- RECORD SET:
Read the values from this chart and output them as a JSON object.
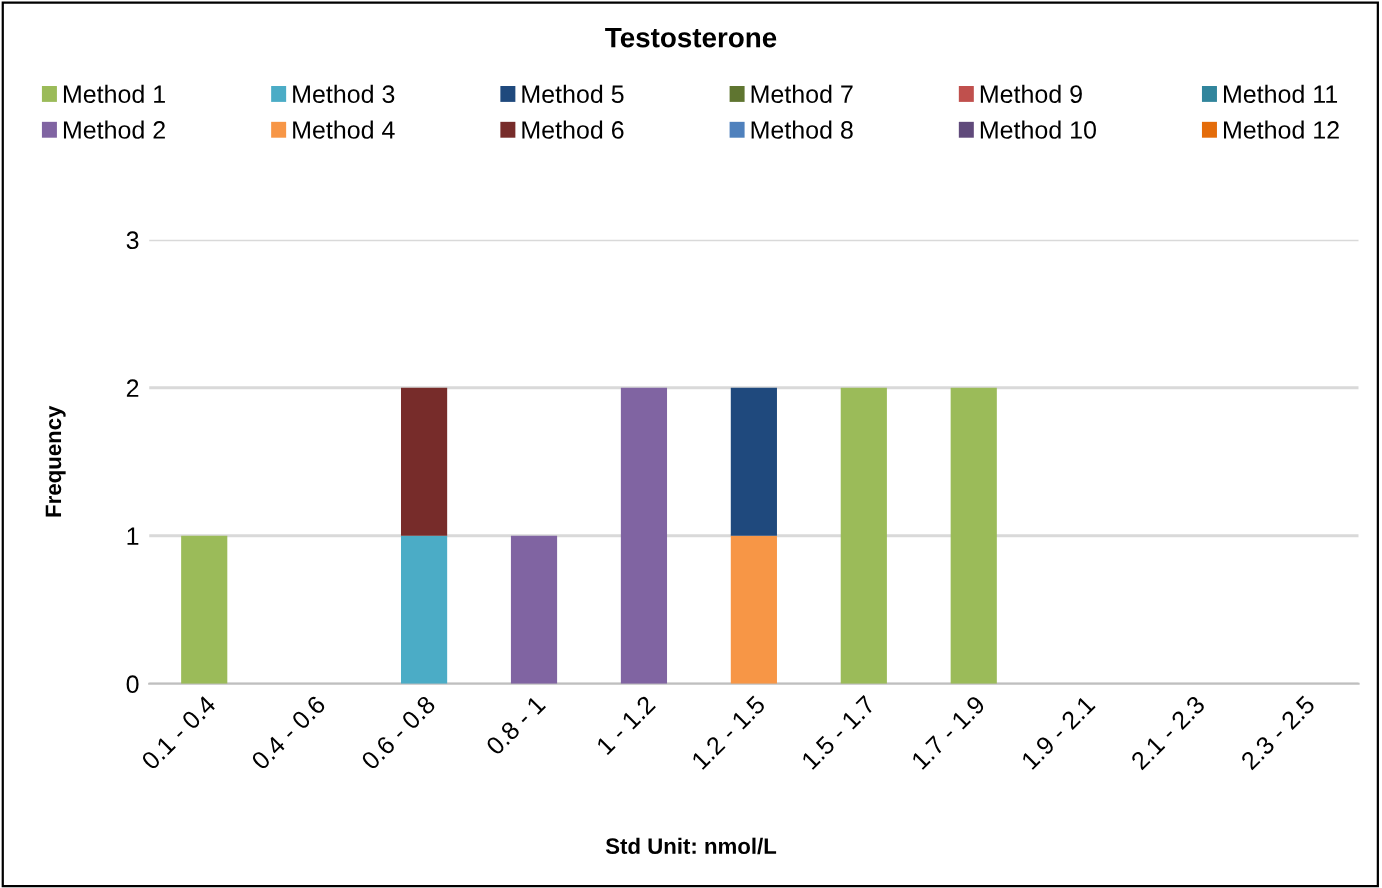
{
  "chart_data": {
    "type": "bar",
    "title": "Testosterone",
    "xlabel": "Std Unit: nmol/L",
    "ylabel": "Frequency",
    "categories": [
      "0.1 - 0.4",
      "0.4 - 0.6",
      "0.6 - 0.8",
      "0.8 - 1",
      "1 - 1.2",
      "1.2 - 1.5",
      "1.5 - 1.7",
      "1.7 - 1.9",
      "1.9 - 2.1",
      "2.1 - 2.3",
      "2.3 - 2.5"
    ],
    "stacked": true,
    "ylim": [
      0,
      3
    ],
    "yticks": [
      0,
      1,
      2,
      3
    ],
    "grid": "y",
    "legend": "top",
    "series": [
      {
        "name": "Method 1",
        "color": "#9bbb59",
        "values": [
          1,
          0,
          0,
          0,
          0,
          0,
          2,
          2,
          0,
          0,
          0
        ]
      },
      {
        "name": "Method 2",
        "color": "#8064a2",
        "values": [
          0,
          0,
          0,
          1,
          2,
          0,
          0,
          0,
          0,
          0,
          0
        ]
      },
      {
        "name": "Method 3",
        "color": "#4bacc6",
        "values": [
          0,
          0,
          1,
          0,
          0,
          0,
          0,
          0,
          0,
          0,
          0
        ]
      },
      {
        "name": "Method 4",
        "color": "#f79646",
        "values": [
          0,
          0,
          0,
          0,
          0,
          1,
          0,
          0,
          0,
          0,
          0
        ]
      },
      {
        "name": "Method 5",
        "color": "#1f497d",
        "values": [
          0,
          0,
          0,
          0,
          0,
          1,
          0,
          0,
          0,
          0,
          0
        ]
      },
      {
        "name": "Method 6",
        "color": "#772c2a",
        "values": [
          0,
          0,
          1,
          0,
          0,
          0,
          0,
          0,
          0,
          0,
          0
        ]
      },
      {
        "name": "Method 7",
        "color": "#5f7530",
        "values": [
          0,
          0,
          0,
          0,
          0,
          0,
          0,
          0,
          0,
          0,
          0
        ]
      },
      {
        "name": "Method 8",
        "color": "#4f81bd",
        "values": [
          0,
          0,
          0,
          0,
          0,
          0,
          0,
          0,
          0,
          0,
          0
        ]
      },
      {
        "name": "Method 9",
        "color": "#c0504d",
        "values": [
          0,
          0,
          0,
          0,
          0,
          0,
          0,
          0,
          0,
          0,
          0
        ]
      },
      {
        "name": "Method 10",
        "color": "#604a7b",
        "values": [
          0,
          0,
          0,
          0,
          0,
          0,
          0,
          0,
          0,
          0,
          0
        ]
      },
      {
        "name": "Method 11",
        "color": "#31859c",
        "values": [
          0,
          0,
          0,
          0,
          0,
          0,
          0,
          0,
          0,
          0,
          0
        ]
      },
      {
        "name": "Method 12",
        "color": "#e46c0a",
        "values": [
          0,
          0,
          0,
          0,
          0,
          0,
          0,
          0,
          0,
          0,
          0
        ]
      }
    ]
  }
}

- GOAL: Scan the listing above. Collect all lines with the word "color".

- RESPONSE:
        "color": "#9bbb59",
        "color": "#8064a2",
        "color": "#4bacc6",
        "color": "#f79646",
        "color": "#1f497d",
        "color": "#772c2a",
        "color": "#5f7530",
        "color": "#4f81bd",
        "color": "#c0504d",
        "color": "#604a7b",
        "color": "#31859c",
        "color": "#e46c0a",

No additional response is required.